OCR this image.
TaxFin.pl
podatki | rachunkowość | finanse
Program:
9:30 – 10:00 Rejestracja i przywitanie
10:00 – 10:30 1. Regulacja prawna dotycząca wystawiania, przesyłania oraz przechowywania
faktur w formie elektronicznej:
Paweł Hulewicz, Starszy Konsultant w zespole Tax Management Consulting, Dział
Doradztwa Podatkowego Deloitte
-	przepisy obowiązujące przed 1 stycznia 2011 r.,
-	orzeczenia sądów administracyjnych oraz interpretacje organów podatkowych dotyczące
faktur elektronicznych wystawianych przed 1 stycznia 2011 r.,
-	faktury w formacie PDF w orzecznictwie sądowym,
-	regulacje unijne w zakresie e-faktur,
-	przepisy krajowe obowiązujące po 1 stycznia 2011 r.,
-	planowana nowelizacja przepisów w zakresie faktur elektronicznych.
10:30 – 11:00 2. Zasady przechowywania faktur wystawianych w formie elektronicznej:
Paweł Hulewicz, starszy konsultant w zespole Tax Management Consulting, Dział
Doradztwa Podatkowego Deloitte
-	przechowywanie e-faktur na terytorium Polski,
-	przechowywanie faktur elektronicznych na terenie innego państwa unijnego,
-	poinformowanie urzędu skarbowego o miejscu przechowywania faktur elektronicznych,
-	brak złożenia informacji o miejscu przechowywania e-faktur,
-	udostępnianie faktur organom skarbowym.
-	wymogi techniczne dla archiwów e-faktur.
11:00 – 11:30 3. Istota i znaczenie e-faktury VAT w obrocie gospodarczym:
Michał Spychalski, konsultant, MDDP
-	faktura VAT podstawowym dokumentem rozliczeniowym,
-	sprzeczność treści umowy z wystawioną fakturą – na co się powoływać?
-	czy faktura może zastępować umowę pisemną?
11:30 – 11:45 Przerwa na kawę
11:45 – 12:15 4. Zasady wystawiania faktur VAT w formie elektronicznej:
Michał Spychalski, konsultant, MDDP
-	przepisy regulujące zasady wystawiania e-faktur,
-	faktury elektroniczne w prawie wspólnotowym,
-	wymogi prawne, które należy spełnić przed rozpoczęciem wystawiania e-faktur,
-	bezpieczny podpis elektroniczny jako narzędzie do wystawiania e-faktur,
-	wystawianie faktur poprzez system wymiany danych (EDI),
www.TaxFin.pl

---

* **YOUR INSTRUCTIONS**
Copy all lines from the material that contain "obowiązujące".

* **WRITTEN SOLUTION**
-	przepisy obowiązujące przed 1 stycznia 2011 r.,
-	przepisy krajowe obowiązujące po 1 stycznia 2011 r.,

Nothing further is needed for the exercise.